REQUIRED TASK
Could you carry the article on the Boston Bruins' interest in Ilya Kovalchuk forward from its last sentence?

PAGE
By Matt Dolloff, 985TheSportsHub.com
The Boston Bruins could be in the market for a veteran winger when free agency kicks off on July 1. And apparently, you can add the returning Ilya Kovalchuk to that list.
As TSN's Darren Dreger said in a new interview with 690 Radio in Montreal, he has the Bruins on a short list of nine teams that have varying levels of interest or potential in signing Kovalchuk. He has the B's in the "solid contender" department, along with the San Jose Sharks, Los Angeles Kings, and "maybe" the New York Rangers. The Athletic's Pierre LeBrun agrees with that exact list, terming the B's and those other teams as "top contenders".
The Kings and Sharks have already met with Kovalchuk, according to LeBrun. So they can reasonably be considered the leaders in the clubhouse. But to put the Bruins in the same category as them is intriguing, to say the least.
Between their reported interest in Kovalchuk and that they will explore the possibility of re-signing Rick Nash, it's becoming clearer that the B's are looking to enter the 2018-19 season with a veteran scoring winger on the roster. As every GM in the league is likely doing, GM Don Sweeney is already making calls.

DATASET EXCERPTS
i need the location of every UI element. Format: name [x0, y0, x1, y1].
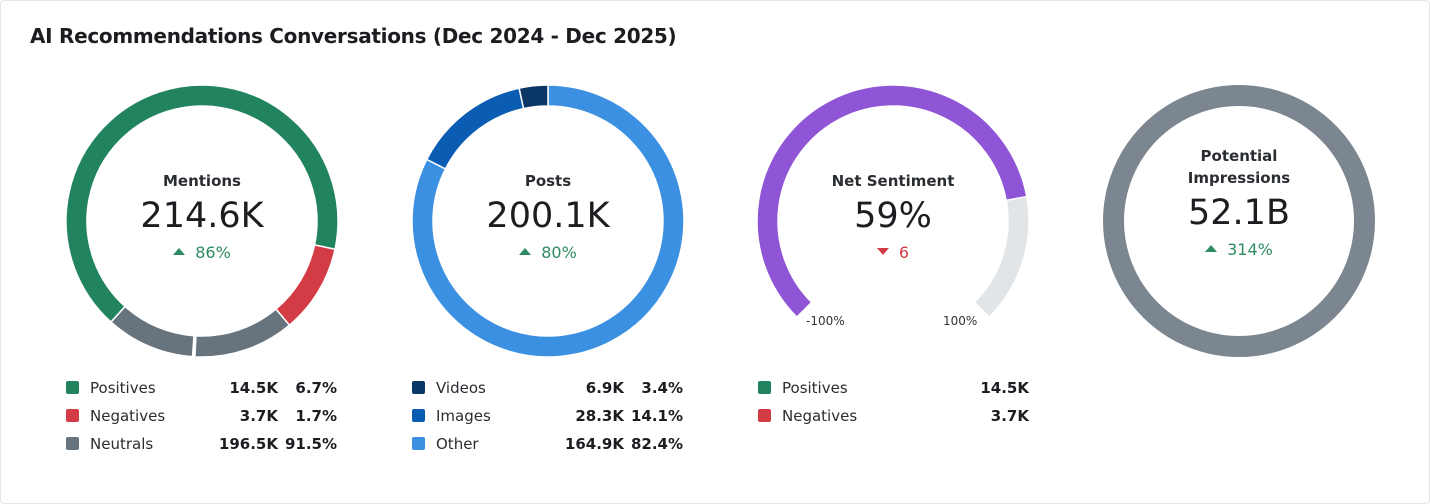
legend-swatch: [66, 437, 79, 450]
mentions-summary: Mentions 214.6K 86%: [82, 170, 322, 264]
sentiment-gauge-fill[interactable]: [756, 84, 1028, 319]
legend-value: 6.9K: [585, 379, 624, 397]
legend-label: Videos: [436, 379, 486, 397]
posts-label: Posts: [524, 172, 572, 190]
impressions-value: 52.1B: [1188, 193, 1290, 233]
legend-label: Positives: [782, 379, 848, 397]
arrow-up-icon: [1205, 245, 1218, 252]
posts-legend-item[interactable]: Videos 6.9K 3.4%: [412, 377, 683, 399]
legend-value: 164.9K: [564, 435, 624, 453]
card-title: AI Recommendations Conversations (Dec 20…: [30, 24, 677, 48]
mentions-legend-item[interactable]: Negatives 3.7K 1.7%: [66, 405, 337, 427]
legend-swatch: [66, 381, 79, 394]
legend-label: Positives: [90, 379, 156, 397]
legend-value: 14.5K: [980, 379, 1029, 397]
mentions-delta: 86%: [82, 242, 322, 264]
impressions-delta: 314%: [1119, 239, 1359, 261]
arrow-down-icon: [876, 248, 889, 255]
legend-value: 3.7K: [990, 407, 1029, 425]
legend-value: 196.5K: [218, 435, 278, 453]
legend-value: 3.7K: [239, 407, 278, 425]
gauge-max-label: 100%: [943, 314, 978, 328]
posts-legend-item[interactable]: Other 164.9K 82.4%: [412, 433, 683, 455]
legend-value: 14.5K: [229, 379, 278, 397]
legend-label: Images: [436, 407, 491, 425]
mentions-legend-item[interactable]: Positives 14.5K 6.7%: [66, 377, 337, 399]
mentions-value: 214.6K: [140, 196, 264, 236]
mentions-legend-item[interactable]: Neutrals 196.5K 91.5%: [66, 433, 337, 455]
sentiment-delta: 6: [773, 242, 1013, 264]
sentiment-label: Net Sentiment: [831, 172, 955, 190]
legend-swatch: [412, 381, 425, 394]
sentiment-summary: Net Sentiment 59% 6: [773, 170, 1013, 264]
posts-arc-images[interactable]: [425, 87, 525, 170]
legend-swatch: [412, 437, 425, 450]
mentions-arc-positives[interactable]: [65, 84, 339, 324]
arrow-up-icon: [173, 248, 186, 255]
posts-value: 200.1K: [486, 196, 610, 236]
posts-legend-item[interactable]: Images 28.3K 14.1%: [412, 405, 683, 427]
legend-percent: 14.1%: [630, 407, 683, 425]
mentions-arc-neutrals[interactable]: [109, 305, 195, 358]
impressions-ring[interactable]: [1103, 85, 1375, 357]
legend-label: Negatives: [782, 407, 858, 425]
mentions-arc-neutrals[interactable]: [194, 308, 291, 358]
impressions-summary: Potential Impressions 52.1B 314%: [1119, 145, 1359, 261]
legend-percent: 3.4%: [641, 379, 683, 397]
posts-arc-videos[interactable]: [518, 84, 549, 110]
legend-percent: 91.5%: [284, 435, 337, 453]
legend-label: Neutrals: [90, 435, 154, 453]
arrow-up-icon: [519, 248, 532, 255]
gauge-min-label: -100%: [806, 314, 845, 328]
legend-percent: 6.7%: [295, 379, 337, 397]
sentiment-legend-item[interactable]: Negatives 3.7K: [758, 405, 1029, 427]
legend-swatch: [758, 409, 771, 422]
legend-swatch: [758, 381, 771, 394]
posts-arc-other[interactable]: [411, 84, 685, 358]
posts-delta: 80%: [428, 242, 668, 264]
legend-swatch: [66, 409, 79, 422]
legend-value: 28.3K: [575, 407, 624, 425]
sentiment-legend-item[interactable]: Positives 14.5K: [758, 377, 1029, 399]
legend-percent: 82.4%: [630, 435, 683, 453]
legend-swatch: [412, 409, 425, 422]
posts-summary: Posts 200.1K 80%: [428, 170, 668, 264]
mentions-label: Mentions: [162, 172, 241, 190]
legend-label: Negatives: [90, 407, 166, 425]
legend-percent: 1.7%: [295, 407, 337, 425]
sentiment-value: 59%: [854, 196, 932, 236]
impressions-label: Potential Impressions: [1187, 147, 1291, 187]
legend-label: Other: [436, 435, 479, 453]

THE ANSWER
Kovalchuk, 35, hasn't played in the NHL since the lockout-shortened 2012-13 season, when he scored 11 goals and 20 assists in 37 games with the New Jersey Devils. He's been an elite player in the KHL in Russia since then, scoring 138 goals and 327 points in 298 games. He's fresh off a scoring title in the KHL in 2017-18, leading the league with 63 points in 62 games.
The Bruins appear to be targeting a winger who could flank David Krejci on the right side, which Nash did whenever healthy in 2017-18. Like Nash, Kovalchuk is a big winger with a booming shot, and also developed something of a two-way game in the years leading up to his departure for the KHL. He's also a right shot, which could make him more attractive than the left-shooting Nash. Once upon a time, the former No. 1 overall pick was one of the NHL's premier snipers, with 417 goals and 816 points in 816 career games.
Both Kovalchuk and Nash are on the wrong side of 30, with Kovalchuk just over a year older. Nash turns 34 years old on Saturday.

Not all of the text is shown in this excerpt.